◆ What is required ◆
Repeat every entry in the listing below, exactly.

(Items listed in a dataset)
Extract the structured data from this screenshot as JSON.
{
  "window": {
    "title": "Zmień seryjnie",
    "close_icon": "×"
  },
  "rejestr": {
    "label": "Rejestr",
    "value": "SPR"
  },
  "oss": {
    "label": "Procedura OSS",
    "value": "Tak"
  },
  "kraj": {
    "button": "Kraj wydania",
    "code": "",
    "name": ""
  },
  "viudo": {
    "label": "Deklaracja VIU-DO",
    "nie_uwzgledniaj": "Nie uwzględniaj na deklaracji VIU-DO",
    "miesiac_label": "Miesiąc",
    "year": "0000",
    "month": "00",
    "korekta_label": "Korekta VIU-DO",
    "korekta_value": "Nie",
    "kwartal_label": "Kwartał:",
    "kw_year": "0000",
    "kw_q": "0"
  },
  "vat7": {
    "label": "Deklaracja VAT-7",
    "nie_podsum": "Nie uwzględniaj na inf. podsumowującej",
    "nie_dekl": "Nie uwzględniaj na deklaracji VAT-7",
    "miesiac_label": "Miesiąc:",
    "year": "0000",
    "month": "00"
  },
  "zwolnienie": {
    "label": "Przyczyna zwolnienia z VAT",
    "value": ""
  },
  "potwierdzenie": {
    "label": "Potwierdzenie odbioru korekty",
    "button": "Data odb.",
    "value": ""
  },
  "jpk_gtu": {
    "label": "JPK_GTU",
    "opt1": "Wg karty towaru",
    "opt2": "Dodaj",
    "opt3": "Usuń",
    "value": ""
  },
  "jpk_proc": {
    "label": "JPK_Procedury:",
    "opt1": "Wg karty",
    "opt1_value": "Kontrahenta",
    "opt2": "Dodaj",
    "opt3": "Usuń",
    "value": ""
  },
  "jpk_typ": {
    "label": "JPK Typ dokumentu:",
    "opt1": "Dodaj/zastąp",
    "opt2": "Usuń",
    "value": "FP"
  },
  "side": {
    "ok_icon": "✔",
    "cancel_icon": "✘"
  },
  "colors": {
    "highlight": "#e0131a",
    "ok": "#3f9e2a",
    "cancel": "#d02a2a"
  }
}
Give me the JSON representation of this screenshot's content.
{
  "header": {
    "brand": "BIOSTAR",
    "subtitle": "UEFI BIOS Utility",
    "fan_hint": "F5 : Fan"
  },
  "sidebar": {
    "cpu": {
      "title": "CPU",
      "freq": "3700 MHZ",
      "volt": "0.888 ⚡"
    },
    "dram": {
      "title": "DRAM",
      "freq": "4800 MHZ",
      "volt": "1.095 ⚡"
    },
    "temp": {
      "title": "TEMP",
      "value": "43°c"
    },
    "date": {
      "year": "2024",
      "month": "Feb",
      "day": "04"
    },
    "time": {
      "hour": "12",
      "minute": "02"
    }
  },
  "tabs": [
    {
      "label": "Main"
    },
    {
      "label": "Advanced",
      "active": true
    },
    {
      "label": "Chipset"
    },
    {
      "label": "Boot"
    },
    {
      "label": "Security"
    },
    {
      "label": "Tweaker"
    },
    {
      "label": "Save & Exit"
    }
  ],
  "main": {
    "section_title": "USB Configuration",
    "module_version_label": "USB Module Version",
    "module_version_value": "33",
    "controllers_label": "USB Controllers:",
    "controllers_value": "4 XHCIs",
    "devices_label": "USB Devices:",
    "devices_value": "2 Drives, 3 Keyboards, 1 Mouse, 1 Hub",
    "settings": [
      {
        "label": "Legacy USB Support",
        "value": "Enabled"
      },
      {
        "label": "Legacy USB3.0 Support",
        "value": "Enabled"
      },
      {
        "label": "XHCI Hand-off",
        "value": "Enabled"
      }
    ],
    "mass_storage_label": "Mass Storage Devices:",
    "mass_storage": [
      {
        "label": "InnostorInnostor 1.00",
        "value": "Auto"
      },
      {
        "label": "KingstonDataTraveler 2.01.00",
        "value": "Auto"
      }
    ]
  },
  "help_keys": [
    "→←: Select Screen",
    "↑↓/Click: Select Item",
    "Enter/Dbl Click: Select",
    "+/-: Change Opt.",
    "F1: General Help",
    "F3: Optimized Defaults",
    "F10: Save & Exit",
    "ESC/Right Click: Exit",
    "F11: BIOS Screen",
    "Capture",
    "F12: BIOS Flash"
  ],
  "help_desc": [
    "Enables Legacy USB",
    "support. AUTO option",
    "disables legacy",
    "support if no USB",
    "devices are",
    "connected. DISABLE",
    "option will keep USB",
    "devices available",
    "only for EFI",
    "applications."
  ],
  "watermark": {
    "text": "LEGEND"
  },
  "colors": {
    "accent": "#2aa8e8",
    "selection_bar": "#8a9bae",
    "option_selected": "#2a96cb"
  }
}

◆ Reply ◆
Extract the structured data from this screenshot as JSON.
{
  "window": {
    "title": "Zmień seryjnie",
    "close_icon": "×"
  },
  "rejestr": {
    "label": "Rejestr",
    "value": "SPR"
  },
  "oss": {
    "label": "Procedura OSS",
    "value": "Tak"
  },
  "kraj": {
    "button": "Kraj wydania",
    "code": "",
    "name": ""
  },
  "viudo": {
    "label": "Deklaracja VIU-DO",
    "nie_uwzgledniaj": "Nie uwzględniaj na deklaracji VIU-DO",
    "miesiac_label": "Miesiąc",
    "year": "0000",
    "month": "00",
    "korekta_label": "Korekta VIU-DO",
    "korekta_value": "Nie",
    "kwartal_label": "Kwartał:",
    "kw_year": "0000",
    "kw_q": "0"
  },
  "vat7": {
    "label": "Deklaracja VAT-7",
    "nie_podsum": "Nie uwzględniaj na inf. podsumowującej",
    "nie_dekl": "Nie uwzględniaj na deklaracji VAT-7",
    "miesiac_label": "Miesiąc:",
    "year": "0000",
    "month": "00"
  },
  "zwolnienie": {
    "label": "Przyczyna zwolnienia z VAT",
    "value": ""
  },
  "potwierdzenie": {
    "label": "Potwierdzenie odbioru korekty",
    "button": "Data odb.",
    "value": ""
  },
  "jpk_gtu": {
    "label": "JPK_GTU",
    "opt1": "Wg karty towaru",
    "opt2": "Dodaj",
    "opt3": "Usuń",
    "value": ""
  },
  "jpk_proc": {
    "label": "JPK_Procedury:",
    "opt1": "Wg karty",
    "opt1_value": "Kontrahenta",
    "opt2": "Dodaj",
    "opt3": "Usuń",
    "value": ""
  },
  "jpk_typ": {
    "label": "JPK Typ dokumentu:",
    "opt1": "Dodaj/zastąp",
    "opt2": "Usuń",
    "value": "FP"
  },
  "side": {
    "ok_icon": "✔",
    "cancel_icon": "✘"
  },
  "colors": {
    "highlight": "#e0131a",
    "ok": "#3f9e2a",
    "cancel": "#d02a2a"
  }
}
Give me the JSON representation of this screenshot's content.
{
  "header": {
    "brand": "BIOSTAR",
    "subtitle": "UEFI BIOS Utility",
    "fan_hint": "F5 : Fan"
  },
  "sidebar": {
    "cpu": {
      "title": "CPU",
      "freq": "3700 MHZ",
      "volt": "0.888 ⚡"
    },
    "dram": {
      "title": "DRAM",
      "freq": "4800 MHZ",
      "volt": "1.095 ⚡"
    },
    "temp": {
      "title": "TEMP",
      "value": "43°c"
    },
    "date": {
      "year": "2024",
      "month": "Feb",
      "day": "04"
    },
    "time": {
      "hour": "12",
      "minute": "02"
    }
  },
  "tabs": [
    {
      "label": "Main"
    },
    {
      "label": "Advanced",
      "active": true
    },
    {
      "label": "Chipset"
    },
    {
      "label": "Boot"
    },
    {
      "label": "Security"
    },
    {
      "label": "Tweaker"
    },
    {
      "label": "Save & Exit"
    }
  ],
  "main": {
    "section_title": "USB Configuration",
    "module_version_label": "USB Module Version",
    "module_version_value": "33",
    "controllers_label": "USB Controllers:",
    "controllers_value": "4 XHCIs",
    "devices_label": "USB Devices:",
    "devices_value": "2 Drives, 3 Keyboards, 1 Mouse, 1 Hub",
    "settings": [
      {
        "label": "Legacy USB Support",
        "value": "Enabled"
      },
      {
        "label": "Legacy USB3.0 Support",
        "value": "Enabled"
      },
      {
        "label": "XHCI Hand-off",
        "value": "Enabled"
      }
    ],
    "mass_storage_label": "Mass Storage Devices:",
    "mass_storage": [
      {
        "label": "InnostorInnostor 1.00",
        "value": "Auto"
      },
      {
        "label": "KingstonDataTraveler 2.01.00",
        "value": "Auto"
      }
    ]
  },
  "help_keys": [
    "→←: Select Screen",
    "↑↓/Click: Select Item",
    "Enter/Dbl Click: Select",
    "+/-: Change Opt.",
    "F1: General Help",
    "F3: Optimized Defaults",
    "F10: Save & Exit",
    "ESC/Right Click: Exit",
    "F11: BIOS Screen",
    "Capture",
    "F12: BIOS Flash"
  ],
  "help_desc": [
    "Enables Legacy USB",
    "support. AUTO option",
    "disables legacy",
    "support if no USB",
    "devices are",
    "connected. DISABLE",
    "option will keep USB",
    "devices available",
    "only for EFI",
    "applications."
  ],
  "watermark": {
    "text": "LEGEND"
  },
  "colors": {
    "accent": "#2aa8e8",
    "selection_bar": "#8a9bae",
    "option_selected": "#2a96cb"
  }
}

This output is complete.